Reproduce the listing word for word, leaving every picture behind.

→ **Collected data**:
▶
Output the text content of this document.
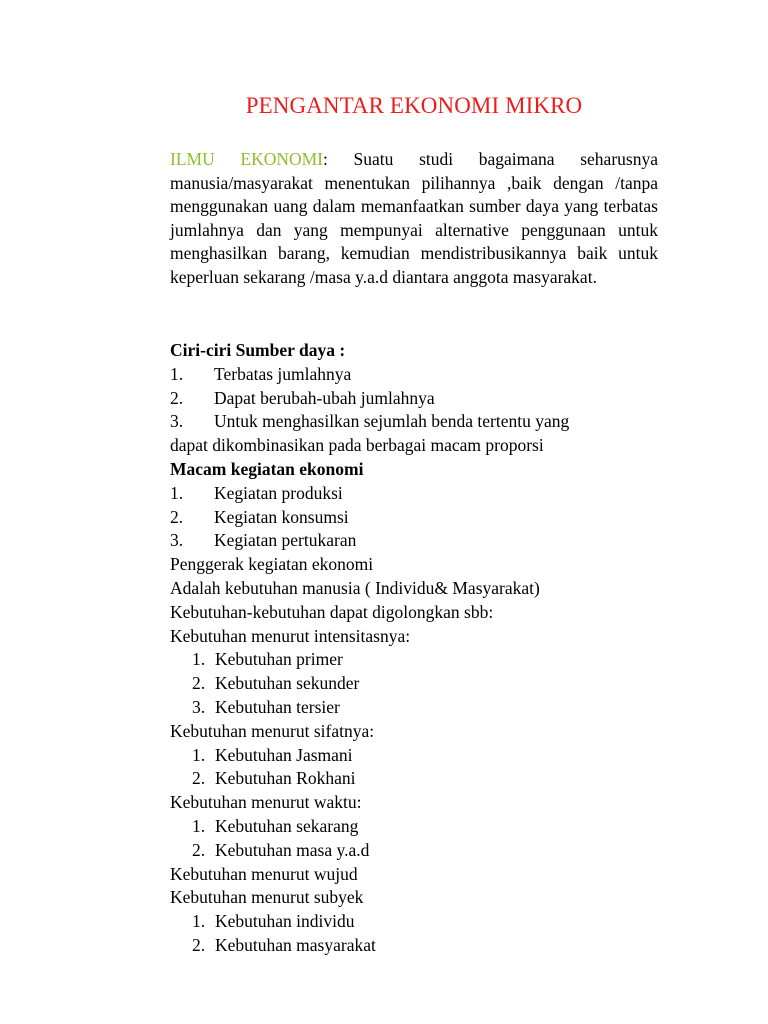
PENGANTAR EKONOMI MIKRO
ILMU EKONOMI: Suatu studi bagaimana seharusnya manusia/masyarakat menentukan pilihannya ,baik dengan /tanpa menggunakan uang dalam memanfaatkan sumber daya yang terbatas jumlahnya dan yang mempunyai alternative penggunaan untuk menghasilkan barang, kemudian mendistribusikannya baik untuk keperluan sekarang /masa y.a.d diantara anggota masyarakat.
Ciri-ciri Sumber daya :
1. Terbatas jumlahnya
2. Dapat berubah-ubah jumlahnya
3. Untuk menghasilkan sejumlah benda tertentu yang
dapat dikombinasikan pada berbagai macam proporsi
Macam kegiatan ekonomi
1. Kegiatan produksi
2. Kegiatan konsumsi
3. Kegiatan pertukaran
Penggerak kegiatan ekonomi
Adalah kebutuhan manusia ( Individu& Masyarakat)
Kebutuhan-kebutuhan dapat digolongkan sbb:
Kebutuhan menurut intensitasnya:
1. Kebutuhan primer
2. Kebutuhan sekunder
3. Kebutuhan tersier
Kebutuhan menurut sifatnya:
1. Kebutuhan Jasmani
2. Kebutuhan Rokhani
Kebutuhan menurut waktu:
1. Kebutuhan sekarang
2. Kebutuhan masa y.a.d
Kebutuhan menurut wujud
Kebutuhan menurut subyek
1. Kebutuhan individu
2. Kebutuhan masyarakat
◀
→ **Answer to this task**:
Output the text content of this document.
PENGANTAR EKONOMI MIKRO
ILMU EKONOMI: Suatu studi bagaimana seharusnya manusia/masyarakat menentukan pilihannya ,baik dengan /tanpa menggunakan uang dalam memanfaatkan sumber daya yang terbatas jumlahnya dan yang mempunyai alternative penggunaan untuk menghasilkan barang, kemudian mendistribusikannya baik untuk keperluan sekarang /masa y.a.d diantara anggota masyarakat.
Ciri-ciri Sumber daya :
1. Terbatas jumlahnya
2. Dapat berubah-ubah jumlahnya
3. Untuk menghasilkan sejumlah benda tertentu yang
dapat dikombinasikan pada berbagai macam proporsi
Macam kegiatan ekonomi
1. Kegiatan produksi
2. Kegiatan konsumsi
3. Kegiatan pertukaran
Penggerak kegiatan ekonomi
Adalah kebutuhan manusia ( Individu& Masyarakat)
Kebutuhan-kebutuhan dapat digolongkan sbb:
Kebutuhan menurut intensitasnya:
1. Kebutuhan primer
2. Kebutuhan sekunder
3. Kebutuhan tersier
Kebutuhan menurut sifatnya:
1. Kebutuhan Jasmani
2. Kebutuhan Rokhani
Kebutuhan menurut waktu:
1. Kebutuhan sekarang
2. Kebutuhan masa y.a.d
Kebutuhan menurut wujud
Kebutuhan menurut subyek
1. Kebutuhan individu
2. Kebutuhan masyarakat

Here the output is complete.